> Written problem
From the entries below, please gather each line containing the string "einen".

> Recorded information
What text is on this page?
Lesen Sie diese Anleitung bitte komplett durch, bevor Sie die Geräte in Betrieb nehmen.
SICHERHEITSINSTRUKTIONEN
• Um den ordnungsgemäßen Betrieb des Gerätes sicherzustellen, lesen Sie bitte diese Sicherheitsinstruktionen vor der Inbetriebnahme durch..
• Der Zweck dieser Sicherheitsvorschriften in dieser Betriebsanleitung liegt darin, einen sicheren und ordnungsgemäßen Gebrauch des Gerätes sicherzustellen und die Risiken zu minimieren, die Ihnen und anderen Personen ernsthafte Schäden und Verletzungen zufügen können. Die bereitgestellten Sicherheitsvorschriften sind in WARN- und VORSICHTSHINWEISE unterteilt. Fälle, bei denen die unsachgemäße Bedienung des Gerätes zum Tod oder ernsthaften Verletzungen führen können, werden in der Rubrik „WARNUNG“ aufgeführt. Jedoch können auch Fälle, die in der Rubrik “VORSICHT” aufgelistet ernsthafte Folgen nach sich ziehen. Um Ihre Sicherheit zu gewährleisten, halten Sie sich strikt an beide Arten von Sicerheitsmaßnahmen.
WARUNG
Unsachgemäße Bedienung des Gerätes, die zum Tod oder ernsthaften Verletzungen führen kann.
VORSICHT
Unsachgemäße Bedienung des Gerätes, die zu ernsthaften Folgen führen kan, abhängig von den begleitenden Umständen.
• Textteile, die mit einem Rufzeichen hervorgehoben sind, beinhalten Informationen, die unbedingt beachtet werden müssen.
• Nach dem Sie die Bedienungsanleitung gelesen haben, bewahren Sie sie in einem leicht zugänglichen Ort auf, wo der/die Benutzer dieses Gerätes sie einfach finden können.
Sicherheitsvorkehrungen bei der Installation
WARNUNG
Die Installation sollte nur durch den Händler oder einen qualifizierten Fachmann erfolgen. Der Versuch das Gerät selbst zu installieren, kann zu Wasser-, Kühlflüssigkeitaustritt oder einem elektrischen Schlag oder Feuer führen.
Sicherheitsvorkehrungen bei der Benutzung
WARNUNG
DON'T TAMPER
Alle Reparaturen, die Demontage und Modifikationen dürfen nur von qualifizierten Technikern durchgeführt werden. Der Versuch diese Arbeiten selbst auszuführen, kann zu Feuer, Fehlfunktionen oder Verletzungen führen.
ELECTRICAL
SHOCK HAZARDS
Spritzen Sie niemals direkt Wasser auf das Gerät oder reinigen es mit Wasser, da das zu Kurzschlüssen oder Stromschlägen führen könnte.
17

> In response
• Der Zweck dieser Sicherheitsvorschriften in dieser Betriebsanleitung liegt darin, einen sicheren und ordnungsgemäßen Gebrauch des Gerätes sicherzustellen und die Risiken zu minimieren, die Ihnen und anderen Personen ernsthafte Schäden und Verletzungen zufügen können. Die bereitgestellten Sicherheitsvorschriften sind in WARN- und VORSICHTSHINWEISE unterteilt. Fälle, bei denen die unsachgemäße Bedienung des Gerätes zum Tod oder ernsthaften Verletzungen führen können, werden in der Rubrik „WARNUNG“ aufgeführt. Jedoch können auch Fälle, die in der Rubrik “VORSICHT” aufgelistet ernsthafte Folgen nach sich ziehen. Um Ihre Sicherheit zu gewährleisten, halten Sie sich strikt an beide Arten von Sicerheitsmaßnahmen.
Die Installation sollte nur durch den Händler oder einen qualifizierten Fachmann erfolgen. Der Versuch das Gerät selbst zu installieren, kann zu Wasser-, Kühlflüssigkeitaustritt oder einem elektrischen Schlag oder Feuer führen.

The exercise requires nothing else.